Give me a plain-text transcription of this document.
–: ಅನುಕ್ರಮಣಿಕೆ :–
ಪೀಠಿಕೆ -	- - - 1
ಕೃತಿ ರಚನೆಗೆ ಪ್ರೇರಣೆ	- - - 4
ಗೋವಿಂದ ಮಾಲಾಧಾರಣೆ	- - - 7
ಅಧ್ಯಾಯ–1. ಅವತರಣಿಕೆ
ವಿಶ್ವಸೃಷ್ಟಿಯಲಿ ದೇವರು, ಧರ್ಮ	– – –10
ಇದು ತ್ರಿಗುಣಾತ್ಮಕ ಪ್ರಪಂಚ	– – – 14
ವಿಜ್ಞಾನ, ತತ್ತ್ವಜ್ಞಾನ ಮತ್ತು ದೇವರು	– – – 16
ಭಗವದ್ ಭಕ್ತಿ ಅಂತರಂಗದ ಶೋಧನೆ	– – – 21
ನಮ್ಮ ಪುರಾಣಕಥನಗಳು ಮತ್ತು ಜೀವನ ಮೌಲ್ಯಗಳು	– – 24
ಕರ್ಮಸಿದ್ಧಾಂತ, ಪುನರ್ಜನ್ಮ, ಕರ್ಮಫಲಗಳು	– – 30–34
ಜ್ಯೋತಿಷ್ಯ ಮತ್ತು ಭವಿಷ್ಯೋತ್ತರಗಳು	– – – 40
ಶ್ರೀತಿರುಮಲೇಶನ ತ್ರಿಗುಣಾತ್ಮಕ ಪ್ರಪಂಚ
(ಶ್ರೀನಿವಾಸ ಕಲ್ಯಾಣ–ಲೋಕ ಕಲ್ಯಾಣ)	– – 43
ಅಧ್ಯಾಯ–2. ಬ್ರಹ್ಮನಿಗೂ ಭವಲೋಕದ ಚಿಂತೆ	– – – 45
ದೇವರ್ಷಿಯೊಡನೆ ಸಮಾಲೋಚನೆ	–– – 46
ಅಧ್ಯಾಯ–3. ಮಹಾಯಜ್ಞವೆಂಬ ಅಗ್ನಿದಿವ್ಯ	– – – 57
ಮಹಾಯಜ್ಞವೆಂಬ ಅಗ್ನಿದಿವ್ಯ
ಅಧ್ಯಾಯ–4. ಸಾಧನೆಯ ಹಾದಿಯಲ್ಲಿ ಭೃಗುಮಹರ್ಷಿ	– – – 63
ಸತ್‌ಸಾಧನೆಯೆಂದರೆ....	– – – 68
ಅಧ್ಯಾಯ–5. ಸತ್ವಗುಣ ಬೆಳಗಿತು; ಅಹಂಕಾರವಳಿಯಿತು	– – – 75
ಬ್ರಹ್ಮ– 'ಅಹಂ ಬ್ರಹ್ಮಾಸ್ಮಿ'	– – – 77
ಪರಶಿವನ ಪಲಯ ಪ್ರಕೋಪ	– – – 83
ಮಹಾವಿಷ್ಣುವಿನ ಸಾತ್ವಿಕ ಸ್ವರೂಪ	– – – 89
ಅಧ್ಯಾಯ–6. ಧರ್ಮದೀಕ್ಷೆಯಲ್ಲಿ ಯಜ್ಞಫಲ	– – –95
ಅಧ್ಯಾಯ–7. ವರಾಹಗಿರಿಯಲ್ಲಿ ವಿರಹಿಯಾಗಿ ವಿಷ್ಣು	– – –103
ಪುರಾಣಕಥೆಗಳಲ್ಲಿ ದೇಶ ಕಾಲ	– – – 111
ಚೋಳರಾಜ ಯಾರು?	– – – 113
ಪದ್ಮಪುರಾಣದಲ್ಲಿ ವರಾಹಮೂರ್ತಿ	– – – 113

----

◆ **REQUIRED TASK**: Print all of the entries again, exactly as written.

◆ **IN RESPONSE**:
Give me a plain-text transcription of this document.
–: ಅನುಕ್ರಮಣಿಕೆ :–
ಪೀಠಿಕೆ -	- - - 1
ಕೃತಿ ರಚನೆಗೆ ಪ್ರೇರಣೆ	- - - 4
ಗೋವಿಂದ ಮಾಲಾಧಾರಣೆ	- - - 7
ಅಧ್ಯಾಯ–1. ಅವತರಣಿಕೆ
ವಿಶ್ವಸೃಷ್ಟಿಯಲಿ ದೇವರು, ಧರ್ಮ	– – –10
ಇದು ತ್ರಿಗುಣಾತ್ಮಕ ಪ್ರಪಂಚ	– – – 14
ವಿಜ್ಞಾನ, ತತ್ತ್ವಜ್ಞಾನ ಮತ್ತು ದೇವರು	– – – 16
ಭಗವದ್ ಭಕ್ತಿ ಅಂತರಂಗದ ಶೋಧನೆ	– – – 21
ನಮ್ಮ ಪುರಾಣಕಥನಗಳು ಮತ್ತು ಜೀವನ ಮೌಲ್ಯಗಳು	– – 24
ಕರ್ಮಸಿದ್ಧಾಂತ, ಪುನರ್ಜನ್ಮ, ಕರ್ಮಫಲಗಳು	– – 30–34
ಜ್ಯೋತಿಷ್ಯ ಮತ್ತು ಭವಿಷ್ಯೋತ್ತರಗಳು	– – – 40
ಶ್ರೀತಿರುಮಲೇಶನ ತ್ರಿಗುಣಾತ್ಮಕ ಪ್ರಪಂಚ
(ಶ್ರೀನಿವಾಸ ಕಲ್ಯಾಣ–ಲೋಕ ಕಲ್ಯಾಣ)	– – 43
ಅಧ್ಯಾಯ–2. ಬ್ರಹ್ಮನಿಗೂ ಭವಲೋಕದ ಚಿಂತೆ	– – – 45
ದೇವರ್ಷಿಯೊಡನೆ ಸಮಾಲೋಚನೆ	–– – 46
ಅಧ್ಯಾಯ–3. ಮಹಾಯಜ್ಞವೆಂಬ ಅಗ್ನಿದಿವ್ಯ	– – – 57
ಮಹಾಯಜ್ಞವೆಂಬ ಅಗ್ನಿದಿವ್ಯ
ಅಧ್ಯಾಯ–4. ಸಾಧನೆಯ ಹಾದಿಯಲ್ಲಿ ಭೃಗುಮಹರ್ಷಿ	– – – 63
ಸತ್‌ಸಾಧನೆಯೆಂದರೆ....	– – – 68
ಅಧ್ಯಾಯ–5. ಸತ್ವಗುಣ ಬೆಳಗಿತು; ಅಹಂಕಾರವಳಿಯಿತು	– – – 75
ಬ್ರಹ್ಮ– 'ಅಹಂ ಬ್ರಹ್ಮಾಸ್ಮಿ'	– – – 77
ಪರಶಿವನ ಪಲಯ ಪ್ರಕೋಪ	– – – 83
ಮಹಾವಿಷ್ಣುವಿನ ಸಾತ್ವಿಕ ಸ್ವರೂಪ	– – – 89
ಅಧ್ಯಾಯ–6. ಧರ್ಮದೀಕ್ಷೆಯಲ್ಲಿ ಯಜ್ಞಫಲ	– – –95
ಅಧ್ಯಾಯ–7. ವರಾಹಗಿರಿಯಲ್ಲಿ ವಿರಹಿಯಾಗಿ ವಿಷ್ಣು	– – –103
ಪುರಾಣಕಥೆಗಳಲ್ಲಿ ದೇಶ ಕಾಲ	– – – 111
ಚೋಳರಾಜ ಯಾರು?	– – – 113
ಪದ್ಮಪುರಾಣದಲ್ಲಿ ವರಾಹಮೂರ್ತಿ	– – – 113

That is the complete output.